◆ Extracted records ◆
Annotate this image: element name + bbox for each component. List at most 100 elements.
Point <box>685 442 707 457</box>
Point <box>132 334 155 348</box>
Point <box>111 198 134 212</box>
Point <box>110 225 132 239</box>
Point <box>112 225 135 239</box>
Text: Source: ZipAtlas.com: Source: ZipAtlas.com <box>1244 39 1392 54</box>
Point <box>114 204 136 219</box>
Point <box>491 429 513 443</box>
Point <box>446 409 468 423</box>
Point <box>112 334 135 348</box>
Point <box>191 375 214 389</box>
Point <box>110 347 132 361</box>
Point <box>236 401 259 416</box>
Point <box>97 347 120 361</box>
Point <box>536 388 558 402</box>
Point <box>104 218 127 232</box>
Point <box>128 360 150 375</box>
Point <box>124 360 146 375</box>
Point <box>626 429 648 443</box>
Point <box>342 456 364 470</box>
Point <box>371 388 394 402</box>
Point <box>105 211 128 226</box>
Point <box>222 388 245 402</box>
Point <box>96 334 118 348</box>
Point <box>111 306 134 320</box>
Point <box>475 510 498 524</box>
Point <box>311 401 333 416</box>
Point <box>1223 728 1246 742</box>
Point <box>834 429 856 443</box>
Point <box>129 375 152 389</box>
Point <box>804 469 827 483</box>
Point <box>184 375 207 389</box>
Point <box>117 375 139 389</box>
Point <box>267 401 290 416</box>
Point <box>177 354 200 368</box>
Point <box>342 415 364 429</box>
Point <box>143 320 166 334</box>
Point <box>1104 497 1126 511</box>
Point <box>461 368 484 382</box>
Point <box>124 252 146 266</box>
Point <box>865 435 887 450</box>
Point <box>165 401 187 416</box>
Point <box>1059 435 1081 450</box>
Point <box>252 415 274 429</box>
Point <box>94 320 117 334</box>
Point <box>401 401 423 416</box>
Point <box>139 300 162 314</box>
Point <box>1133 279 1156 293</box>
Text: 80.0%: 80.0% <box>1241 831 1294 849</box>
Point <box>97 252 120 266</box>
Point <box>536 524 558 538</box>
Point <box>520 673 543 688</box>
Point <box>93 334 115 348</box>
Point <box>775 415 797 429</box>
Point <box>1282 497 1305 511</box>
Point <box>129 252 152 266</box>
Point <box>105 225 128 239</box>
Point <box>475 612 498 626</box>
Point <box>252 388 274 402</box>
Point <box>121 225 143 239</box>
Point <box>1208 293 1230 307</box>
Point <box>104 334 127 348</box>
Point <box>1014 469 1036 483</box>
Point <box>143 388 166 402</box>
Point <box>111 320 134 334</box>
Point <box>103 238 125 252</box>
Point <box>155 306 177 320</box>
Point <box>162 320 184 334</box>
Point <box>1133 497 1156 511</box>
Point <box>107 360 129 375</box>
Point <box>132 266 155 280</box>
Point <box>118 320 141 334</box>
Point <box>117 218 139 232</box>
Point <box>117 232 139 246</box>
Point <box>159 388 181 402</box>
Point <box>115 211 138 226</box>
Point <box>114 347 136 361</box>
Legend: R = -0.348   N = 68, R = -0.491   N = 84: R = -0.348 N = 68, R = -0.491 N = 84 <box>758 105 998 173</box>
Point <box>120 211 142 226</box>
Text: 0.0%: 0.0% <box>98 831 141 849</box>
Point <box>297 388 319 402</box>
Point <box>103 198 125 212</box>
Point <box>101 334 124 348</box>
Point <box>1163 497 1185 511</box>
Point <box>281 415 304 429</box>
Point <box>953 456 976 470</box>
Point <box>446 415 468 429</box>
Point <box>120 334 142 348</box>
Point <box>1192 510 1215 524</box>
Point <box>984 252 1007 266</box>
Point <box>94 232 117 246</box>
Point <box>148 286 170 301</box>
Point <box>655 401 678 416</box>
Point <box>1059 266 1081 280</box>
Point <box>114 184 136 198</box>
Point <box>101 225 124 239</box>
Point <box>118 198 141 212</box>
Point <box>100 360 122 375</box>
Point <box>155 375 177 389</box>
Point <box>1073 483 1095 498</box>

◆ Exercise brief ◆
Give back all of the data above line for line, without changing anything.

◆ Output ◆
Annotate this image: element name + bbox for each component. List at most 100 elements.
Point <box>685 442 707 457</box>
Point <box>132 334 155 348</box>
Point <box>111 198 134 212</box>
Point <box>110 225 132 239</box>
Point <box>112 225 135 239</box>
Text: Source: ZipAtlas.com: Source: ZipAtlas.com <box>1244 39 1392 54</box>
Point <box>114 204 136 219</box>
Point <box>491 429 513 443</box>
Point <box>446 409 468 423</box>
Point <box>112 334 135 348</box>
Point <box>191 375 214 389</box>
Point <box>110 347 132 361</box>
Point <box>236 401 259 416</box>
Point <box>97 347 120 361</box>
Point <box>536 388 558 402</box>
Point <box>104 218 127 232</box>
Point <box>128 360 150 375</box>
Point <box>124 360 146 375</box>
Point <box>626 429 648 443</box>
Point <box>342 456 364 470</box>
Point <box>371 388 394 402</box>
Point <box>105 211 128 226</box>
Point <box>222 388 245 402</box>
Point <box>96 334 118 348</box>
Point <box>111 306 134 320</box>
Point <box>475 510 498 524</box>
Point <box>311 401 333 416</box>
Point <box>1223 728 1246 742</box>
Point <box>834 429 856 443</box>
Point <box>129 375 152 389</box>
Point <box>804 469 827 483</box>
Point <box>184 375 207 389</box>
Point <box>117 375 139 389</box>
Point <box>267 401 290 416</box>
Point <box>177 354 200 368</box>
Point <box>342 415 364 429</box>
Point <box>143 320 166 334</box>
Point <box>1104 497 1126 511</box>
Point <box>461 368 484 382</box>
Point <box>124 252 146 266</box>
Point <box>865 435 887 450</box>
Point <box>165 401 187 416</box>
Point <box>1059 435 1081 450</box>
Point <box>252 415 274 429</box>
Point <box>94 320 117 334</box>
Point <box>401 401 423 416</box>
Point <box>139 300 162 314</box>
Point <box>1133 279 1156 293</box>
Text: 80.0%: 80.0% <box>1241 831 1294 849</box>
Point <box>97 252 120 266</box>
Point <box>536 524 558 538</box>
Point <box>520 673 543 688</box>
Point <box>93 334 115 348</box>
Point <box>775 415 797 429</box>
Point <box>1282 497 1305 511</box>
Point <box>129 252 152 266</box>
Point <box>105 225 128 239</box>
Point <box>475 612 498 626</box>
Point <box>252 388 274 402</box>
Point <box>121 225 143 239</box>
Point <box>1208 293 1230 307</box>
Point <box>104 334 127 348</box>
Point <box>1014 469 1036 483</box>
Point <box>143 388 166 402</box>
Point <box>111 320 134 334</box>
Point <box>103 238 125 252</box>
Point <box>155 306 177 320</box>
Point <box>162 320 184 334</box>
Point <box>1133 497 1156 511</box>
Point <box>107 360 129 375</box>
Point <box>132 266 155 280</box>
Point <box>118 320 141 334</box>
Point <box>117 218 139 232</box>
Point <box>117 232 139 246</box>
Point <box>159 388 181 402</box>
Point <box>115 211 138 226</box>
Point <box>114 347 136 361</box>
Legend: R = -0.348   N = 68, R = -0.491   N = 84: R = -0.348 N = 68, R = -0.491 N = 84 <box>758 105 998 173</box>
Point <box>120 211 142 226</box>
Text: 0.0%: 0.0% <box>98 831 141 849</box>
Point <box>297 388 319 402</box>
Point <box>103 198 125 212</box>
Point <box>101 334 124 348</box>
Point <box>1163 497 1185 511</box>
Point <box>281 415 304 429</box>
Point <box>953 456 976 470</box>
Point <box>446 415 468 429</box>
Point <box>120 334 142 348</box>
Point <box>1192 510 1215 524</box>
Point <box>984 252 1007 266</box>
Point <box>94 232 117 246</box>
Point <box>148 286 170 301</box>
Point <box>655 401 678 416</box>
Point <box>1059 266 1081 280</box>
Point <box>114 184 136 198</box>
Point <box>101 225 124 239</box>
Point <box>118 198 141 212</box>
Point <box>100 360 122 375</box>
Point <box>155 375 177 389</box>
Point <box>1073 483 1095 498</box>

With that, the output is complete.